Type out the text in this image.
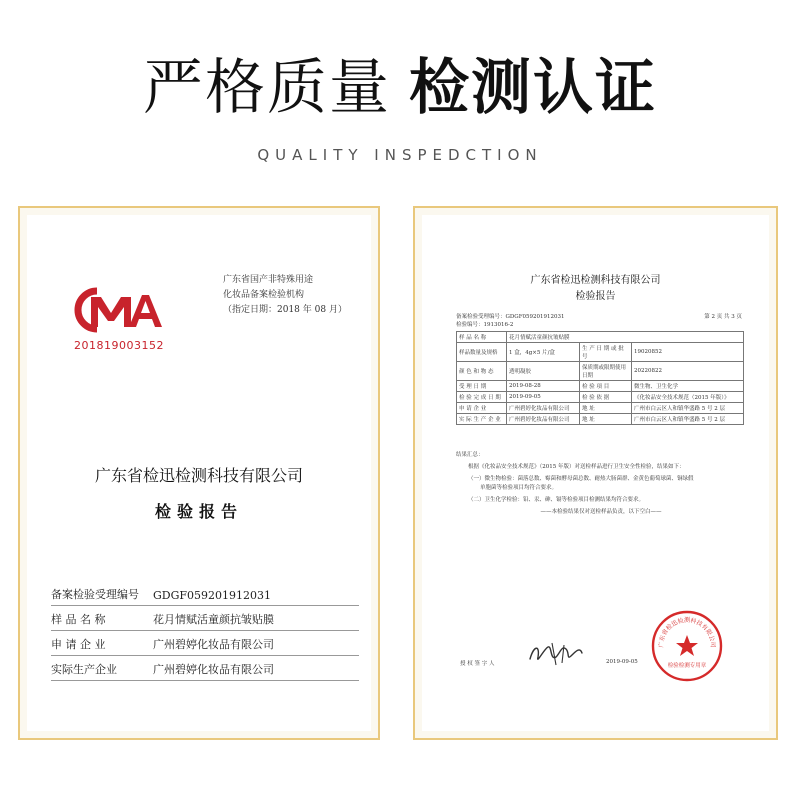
严格质量 检测认证
QUALITY INSPEDCTION
201819003152
广东省国产非特殊用途
化妆品备案检验机构
（指定日期：2018 年 08 月）
广东省检迅检测科技有限公司
检验报告
备案检验受理编号	GDGF059201912031
样 品 名 称	花月情赋活童颜抗皱贴膜
申 请 企 业	广州碧婷化妆品有限公司
实际生产企业	广州碧婷化妆品有限公司
广东省检迅检测科技有限公司
检验报告
备案检验受理编号：GDGF059201912031	第 2 页 共 3 页
检验编号：1913016-2
样 品 名 称	花月情赋活童颜抗皱贴膜		
样品数量及规格	1 盒，4g×5 片/盒	生 产 日 期 或 批 号	19020852
颜 色 和 物 态	透明凝胶	保质期或限期使用日期	20220822
受 理 日 期	2019-08-28	检 验 项 目	微生物、卫生化学
检 验 完 成 日 期	2019-09-05	检 验 依 据	《化妆品安全技术规范（2015 年版）》
申 请 企 业	广州碧婷化妆品有限公司	地 址	广州市白云区人和镇华盛路 5 号 2 层
实 际 生 产 企 业	广州碧婷化妆品有限公司	地 址	广州市白云区人和镇华盛路 5 号 2 层
结果汇总：
根据《化妆品安全技术规范》（2015 年版）对送检样品进行卫生安全性检验，结果如下：
（一）微生物检验：菌落总数、霉菌和酵母菌总数、耐热大肠菌群、金黄色葡萄球菌、铜绿假
单胞菌等检验项目均符合要求。
（二）卫生化学检验：铅、汞、砷、镉等检验项目检测结果均符合要求。
——本检验结果仅对送检样品负责，以下空白——
授 权 签 字 人	2019-09-05
广东省检迅检测科技有限公司
检验检测专用章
________
**Aim of the task:**
Copy the records word for word, leaving no picture in the copy.

**The result:**
Type out the text in this image.
严格质量 检测认证
QUALITY INSPEDCTION
201819003152
广东省国产非特殊用途
化妆品备案检验机构
（指定日期：2018 年 08 月）
广东省检迅检测科技有限公司
检验报告
备案检验受理编号	GDGF059201912031
样 品 名 称	花月情赋活童颜抗皱贴膜
申 请 企 业	广州碧婷化妆品有限公司
实际生产企业	广州碧婷化妆品有限公司
广东省检迅检测科技有限公司
检验报告
备案检验受理编号：GDGF059201912031	第 2 页 共 3 页
检验编号：1913016-2
样 品 名 称	花月情赋活童颜抗皱贴膜		
样品数量及规格	1 盒，4g×5 片/盒	生 产 日 期 或 批 号	19020852
颜 色 和 物 态	透明凝胶	保质期或限期使用日期	20220822
受 理 日 期	2019-08-28	检 验 项 目	微生物、卫生化学
检 验 完 成 日 期	2019-09-05	检 验 依 据	《化妆品安全技术规范（2015 年版）》
申 请 企 业	广州碧婷化妆品有限公司	地 址	广州市白云区人和镇华盛路 5 号 2 层
实 际 生 产 企 业	广州碧婷化妆品有限公司	地 址	广州市白云区人和镇华盛路 5 号 2 层
结果汇总：
根据《化妆品安全技术规范》（2015 年版）对送检样品进行卫生安全性检验，结果如下：
（一）微生物检验：菌落总数、霉菌和酵母菌总数、耐热大肠菌群、金黄色葡萄球菌、铜绿假
单胞菌等检验项目均符合要求。
（二）卫生化学检验：铅、汞、砷、镉等检验项目检测结果均符合要求。
——本检验结果仅对送检样品负责，以下空白——
授 权 签 字 人	2019-09-05
广东省检迅检测科技有限公司
检验检测专用章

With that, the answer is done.